Give back the full material, exactly as it reads.

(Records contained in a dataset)
Begin

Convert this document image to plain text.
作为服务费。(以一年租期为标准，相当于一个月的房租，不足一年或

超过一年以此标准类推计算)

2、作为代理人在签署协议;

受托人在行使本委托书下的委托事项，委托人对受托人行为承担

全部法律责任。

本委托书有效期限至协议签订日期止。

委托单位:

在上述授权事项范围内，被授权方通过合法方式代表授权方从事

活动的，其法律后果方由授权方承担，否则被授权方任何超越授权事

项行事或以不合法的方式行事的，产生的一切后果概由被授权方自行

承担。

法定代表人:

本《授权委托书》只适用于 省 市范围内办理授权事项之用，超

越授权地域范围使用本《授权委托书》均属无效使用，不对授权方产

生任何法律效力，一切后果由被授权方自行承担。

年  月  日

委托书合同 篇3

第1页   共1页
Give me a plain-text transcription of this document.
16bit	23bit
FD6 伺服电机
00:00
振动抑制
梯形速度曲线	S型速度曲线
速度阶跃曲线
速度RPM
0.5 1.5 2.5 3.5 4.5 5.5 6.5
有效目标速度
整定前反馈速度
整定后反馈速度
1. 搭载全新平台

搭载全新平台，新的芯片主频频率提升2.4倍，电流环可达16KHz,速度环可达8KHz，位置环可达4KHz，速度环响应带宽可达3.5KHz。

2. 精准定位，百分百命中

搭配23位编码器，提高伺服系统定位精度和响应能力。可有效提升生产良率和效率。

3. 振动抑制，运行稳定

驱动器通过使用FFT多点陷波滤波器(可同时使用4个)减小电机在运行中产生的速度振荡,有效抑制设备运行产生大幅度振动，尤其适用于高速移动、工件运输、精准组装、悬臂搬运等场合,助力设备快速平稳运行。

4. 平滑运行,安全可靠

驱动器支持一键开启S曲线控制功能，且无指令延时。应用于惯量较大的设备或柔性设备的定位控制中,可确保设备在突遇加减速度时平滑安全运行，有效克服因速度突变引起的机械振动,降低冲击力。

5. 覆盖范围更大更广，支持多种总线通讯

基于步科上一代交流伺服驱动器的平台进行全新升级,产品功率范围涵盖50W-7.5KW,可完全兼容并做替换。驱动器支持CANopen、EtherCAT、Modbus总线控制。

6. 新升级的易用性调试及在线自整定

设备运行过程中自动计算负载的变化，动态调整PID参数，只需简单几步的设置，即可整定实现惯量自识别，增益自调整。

End

§ **Response to this task**
Convert this document image to plain text.
作为服务费。(以一年租期为标准，相当于一个月的房租，不足一年或

超过一年以此标准类推计算)

2、作为代理人在签署协议;

受托人在行使本委托书下的委托事项，委托人对受托人行为承担

全部法律责任。

本委托书有效期限至协议签订日期止。

委托单位:

在上述授权事项范围内，被授权方通过合法方式代表授权方从事

活动的，其法律后果方由授权方承担，否则被授权方任何超越授权事

项行事或以不合法的方式行事的，产生的一切后果概由被授权方自行

承担。

法定代表人:

本《授权委托书》只适用于 省 市范围内办理授权事项之用，超

越授权地域范围使用本《授权委托书》均属无效使用，不对授权方产

生任何法律效力，一切后果由被授权方自行承担。

年  月  日

委托书合同 篇3

第1页   共1页
Give me a plain-text transcription of this document.
16bit	23bit
FD6 伺服电机
00:00
振动抑制
梯形速度曲线	S型速度曲线
速度阶跃曲线
速度RPM
0.5 1.5 2.5 3.5 4.5 5.5 6.5
有效目标速度
整定前反馈速度
整定后反馈速度
1. 搭载全新平台

搭载全新平台，新的芯片主频频率提升2.4倍，电流环可达16KHz,速度环可达8KHz，位置环可达4KHz，速度环响应带宽可达3.5KHz。

2. 精准定位，百分百命中

搭配23位编码器，提高伺服系统定位精度和响应能力。可有效提升生产良率和效率。

3. 振动抑制，运行稳定

驱动器通过使用FFT多点陷波滤波器(可同时使用4个)减小电机在运行中产生的速度振荡,有效抑制设备运行产生大幅度振动，尤其适用于高速移动、工件运输、精准组装、悬臂搬运等场合,助力设备快速平稳运行。

4. 平滑运行,安全可靠

驱动器支持一键开启S曲线控制功能，且无指令延时。应用于惯量较大的设备或柔性设备的定位控制中,可确保设备在突遇加减速度时平滑安全运行，有效克服因速度突变引起的机械振动,降低冲击力。

5. 覆盖范围更大更广，支持多种总线通讯

基于步科上一代交流伺服驱动器的平台进行全新升级,产品功率范围涵盖50W-7.5KW,可完全兼容并做替换。驱动器支持CANopen、EtherCAT、Modbus总线控制。

6. 新升级的易用性调试及在线自整定

设备运行过程中自动计算负载的变化，动态调整PID参数，只需简单几步的设置，即可整定实现惯量自识别，增益自调整。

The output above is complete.